СУТЬ ЗАДАНИЯ.
Допишите приведённый ниже рассказ о последних днях Саши Ковязина. Продолжение должно начинаться сразу после последней фразы.

Отпевавший на следующий день покойника отец Геннадий сказал мне, что когда-то юношей жил в этой самой квартире у брата и ночевал на том самом месте, где стоял гроб.

Но больше всего получил я уроков от смерти Саши Ковязина. Молодой парень, здоровый, умный, ловкий и богатый предприниматель. Только что женился и купил новую квартиру. Но вот все оккультизмом да чернокнижием занимался. А тут просто выпил полстакана водки, и у него поджелудочная железа отключилась. Начался панкреонекроз. Отвезли его в больницу, сделали операцию, да неудачную. Стал он помирать. Юрка Шаповалов с Вовой Богомяковым приехали на ночь глядя к игумену Тихону, наместнику Свято-Троицкого монастыря, и просили окрестить в реанимации умирающего друга. Отец Тихон поехал. Саша был в сознании, креститься согласился. Рядом мужик тоже помирал, но он отказался.

– Тебя как зовут?

– Василий.

– Будешь креститься, Василий?

– Нет, не буду… Темно кругом, холодно…

Сашу окрестили, но лучше ему не становилось. За неделю сделали еще шесть операций. В горло и живот вставили катетеры, посадили на искусственное дыхание, живот расшнуровывали, промывали каждый день и зашнуровывали снова. Он держался молодцом, боролся за жизнь, контролировал все аппараты, к нему подключенные, крепко сжимал руку при встрече. Говорить уже не мог из-за катетера в горле, писал ручкой в блокнотике. Мы все думали, что он выживет, молились за него. И вдруг отец Тихон берет меня с собой и едет в реанимацию к Саше. Я спрашиваю зачем. Он говорит: исповедовать и причастить. Я спрашиваю:

– А как его исповедовать-то, если он говорить не может?

СПИСОК СТРОК.
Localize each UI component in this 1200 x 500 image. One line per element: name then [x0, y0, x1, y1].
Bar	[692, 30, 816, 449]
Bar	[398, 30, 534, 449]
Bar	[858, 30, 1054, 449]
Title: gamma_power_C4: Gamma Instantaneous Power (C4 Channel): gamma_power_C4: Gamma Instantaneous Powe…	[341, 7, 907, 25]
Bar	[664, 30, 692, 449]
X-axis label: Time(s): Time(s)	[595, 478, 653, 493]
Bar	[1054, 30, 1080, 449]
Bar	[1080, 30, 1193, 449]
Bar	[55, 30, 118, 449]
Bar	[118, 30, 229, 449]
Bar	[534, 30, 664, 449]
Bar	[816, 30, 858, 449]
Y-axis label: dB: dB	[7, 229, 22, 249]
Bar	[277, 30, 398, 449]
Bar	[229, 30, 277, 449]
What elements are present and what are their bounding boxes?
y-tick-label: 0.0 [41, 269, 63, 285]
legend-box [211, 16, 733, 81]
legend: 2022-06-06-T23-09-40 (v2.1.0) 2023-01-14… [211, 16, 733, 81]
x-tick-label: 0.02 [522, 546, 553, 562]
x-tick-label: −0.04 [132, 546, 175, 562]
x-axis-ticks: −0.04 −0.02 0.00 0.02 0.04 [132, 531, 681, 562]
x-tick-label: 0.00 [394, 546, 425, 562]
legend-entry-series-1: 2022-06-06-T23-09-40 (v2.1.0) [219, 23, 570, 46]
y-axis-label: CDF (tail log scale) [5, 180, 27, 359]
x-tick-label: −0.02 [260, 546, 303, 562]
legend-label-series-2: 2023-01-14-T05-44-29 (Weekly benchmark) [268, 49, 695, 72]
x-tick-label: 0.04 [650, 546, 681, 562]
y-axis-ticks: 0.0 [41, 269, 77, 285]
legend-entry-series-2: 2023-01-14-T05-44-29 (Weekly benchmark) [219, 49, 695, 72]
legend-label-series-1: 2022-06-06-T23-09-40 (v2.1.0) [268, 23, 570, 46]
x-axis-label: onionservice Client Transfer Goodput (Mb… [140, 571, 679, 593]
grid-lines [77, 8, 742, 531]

ГОТОВЫЙ ОТВЕТ.
Батюшка отвечает:

– Ресницами исповедуется, я ему грехи называть буду, а он мне моргать будет, был такой грех или нет.

Приезжаем в больницу, а у Саши уже голова как у негра стала – почернела. Он лежит, дышит тяжело. Отец Тихон его часа полтора исповедовал. Потом слышу, запел батюшка, началось причастие. И Саша, как только прикоснулся Даров Христовых, вдруг вздохнул так сильно и порозовел, на лбу испарина выступила. Доктор реанимационный замельтешил:

– Вы что с ним сделали?

– Святых Тайн Христовых причастили!

Когда выходили из больницы, отец Тихон велел через некоторое время забрать бутылочку, в которую через катетер выливалось содержимое желудка – «чтобы попирания Святынь не вышло». Когда я заехал за бутылочкой, увидел, что Саше сделалось лучше. Но ненадолго.

Через два дня он умер. Во гробе лежал светлый и умиротворенный. Я спросил о. Тихона, мол, за какие заслуги Господь сподобил Сашу креститься перед смертью, омыть все свои грехи, исповедоваться и приобщиться Святых Тайн? Батюшка посмотрел на меня и сказал: «Наверное, человек был добрый».

Это была вторая хорошая смерть в моей жизни. Страшная, мучительная, но хорошая.

И я стал думать после этого, что и мне неплохо было бы помучиться перед смертью, отбросить через боль все свои страсти, примириться с Богом на глубине, на какую способен. И еще вот что я понял о мучениях. Вылилось это все в разговоре со студентом моим, баптистом Сергеем Мочалкиным. Заговорили мы о святых угодниках, которых они, баптисты, не признают. И я ему сказал: вот посмотри на мучеников христианских, они так верят в Бога, что готовы претерпеть любые страдания за Христа. Но подумай и о том, как верит в них Христос, раз попускает им такие страдания, как он доверяет их вере! Бог уважает человека, и эти испытания перед смертью – как раз тот предельный случай, который открывает глубину того, во что вырос человек в своей жизни. Христос делит с нами смерть, но лишь для того, чтобы дать нам воскресение.

И поэтому смерть – это самое прекрасное, что может быть в жизни человека.

Часто, когда на меня накатывает уныние, я прошу смерти у Бога как избавления. Святые отцы говорят, что просить смерти себе равнозначно тому, что больной рубит свою постель. Жизнь – это болезнь, а смерть – выздоровление. Недаром умирающий Сократ просил учеников принести за него петуха в жертву. Такую жертву приносили, когда человек выздоравливал от продолжительной болезни. Сократ смертью выздоравливал от жизни.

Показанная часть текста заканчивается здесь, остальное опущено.